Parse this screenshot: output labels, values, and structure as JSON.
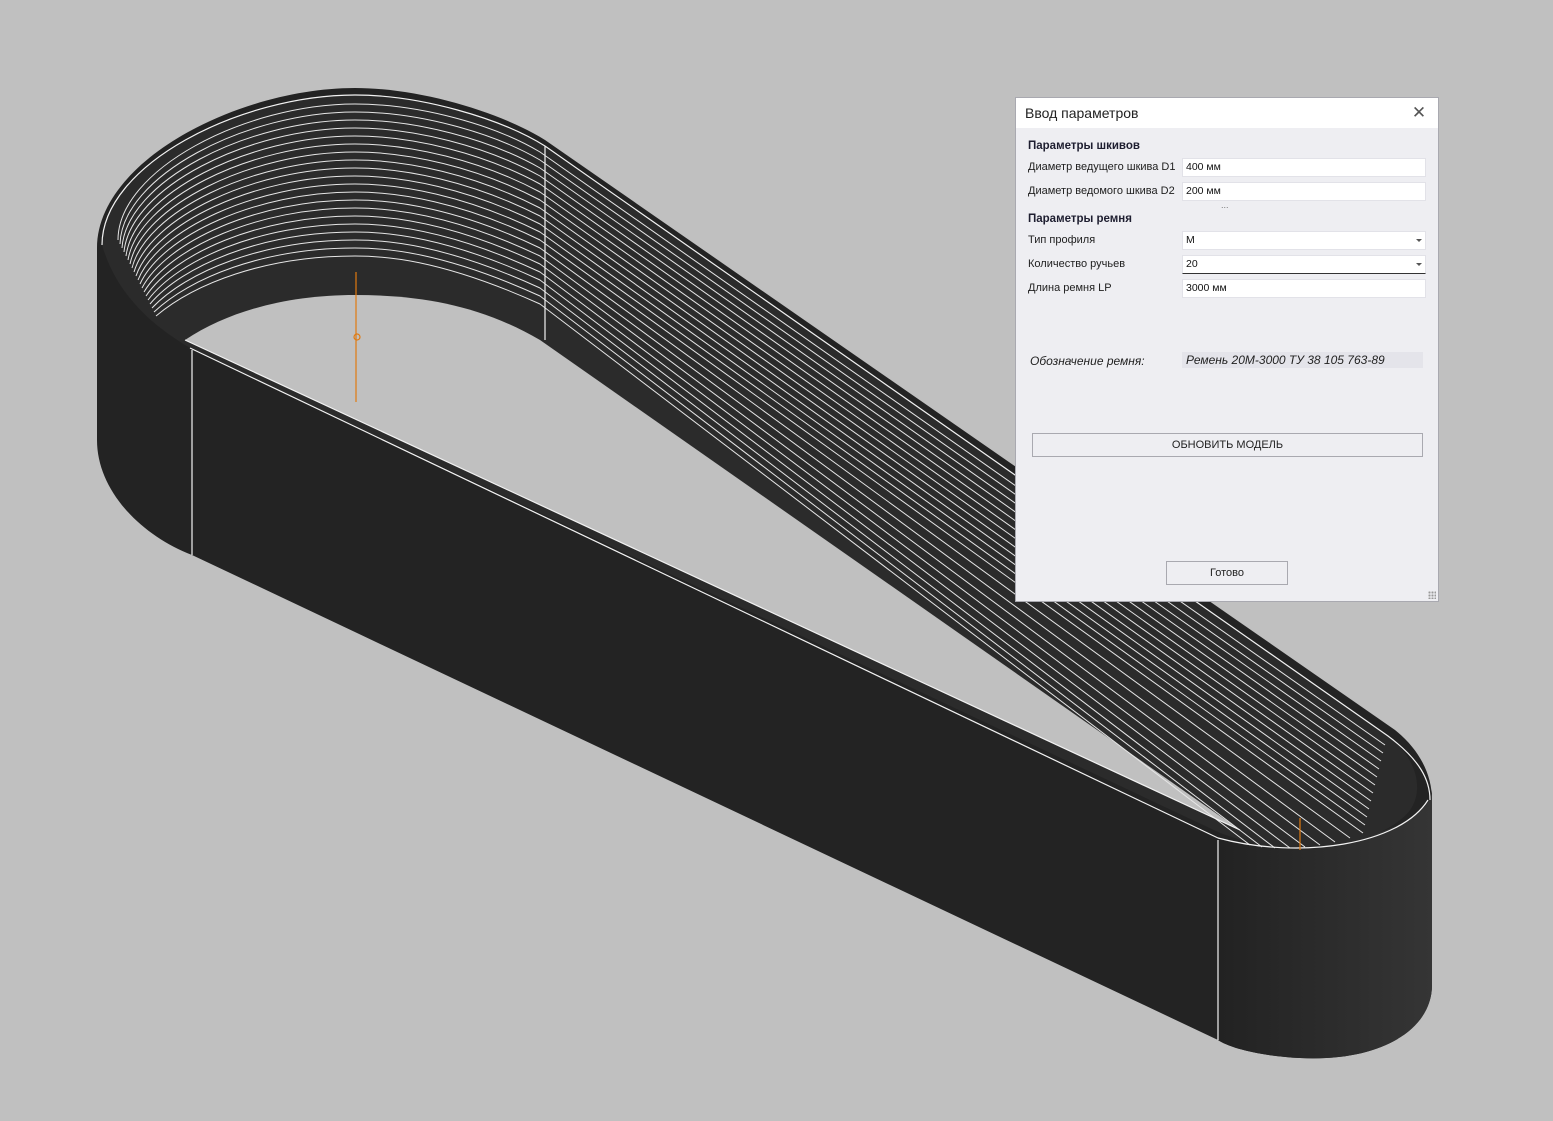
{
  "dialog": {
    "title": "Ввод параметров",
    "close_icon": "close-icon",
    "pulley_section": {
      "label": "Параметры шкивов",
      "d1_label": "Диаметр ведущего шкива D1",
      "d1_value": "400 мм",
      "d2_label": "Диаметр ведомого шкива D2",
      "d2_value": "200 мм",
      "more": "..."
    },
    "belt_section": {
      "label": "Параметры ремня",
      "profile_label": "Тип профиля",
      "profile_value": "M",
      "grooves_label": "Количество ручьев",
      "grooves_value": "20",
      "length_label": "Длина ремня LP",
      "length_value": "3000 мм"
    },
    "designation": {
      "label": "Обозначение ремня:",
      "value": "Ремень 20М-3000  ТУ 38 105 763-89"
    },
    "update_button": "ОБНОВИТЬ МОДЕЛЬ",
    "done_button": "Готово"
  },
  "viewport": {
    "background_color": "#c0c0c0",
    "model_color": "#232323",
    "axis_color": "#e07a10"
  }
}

· · · · ·

• WHAT IS NEEDED: Each record above should be copied character for character, with pictures dropped.

• TASK RESULT:
Parse this screenshot: output labels, values, and structure as JSON.
{
  "dialog": {
    "title": "Ввод параметров",
    "close_icon": "close-icon",
    "pulley_section": {
      "label": "Параметры шкивов",
      "d1_label": "Диаметр ведущего шкива D1",
      "d1_value": "400 мм",
      "d2_label": "Диаметр ведомого шкива D2",
      "d2_value": "200 мм",
      "more": "..."
    },
    "belt_section": {
      "label": "Параметры ремня",
      "profile_label": "Тип профиля",
      "profile_value": "M",
      "grooves_label": "Количество ручьев",
      "grooves_value": "20",
      "length_label": "Длина ремня LP",
      "length_value": "3000 мм"
    },
    "designation": {
      "label": "Обозначение ремня:",
      "value": "Ремень 20М-3000  ТУ 38 105 763-89"
    },
    "update_button": "ОБНОВИТЬ МОДЕЛЬ",
    "done_button": "Готово"
  },
  "viewport": {
    "background_color": "#c0c0c0",
    "model_color": "#232323",
    "axis_color": "#e07a10"
  }
}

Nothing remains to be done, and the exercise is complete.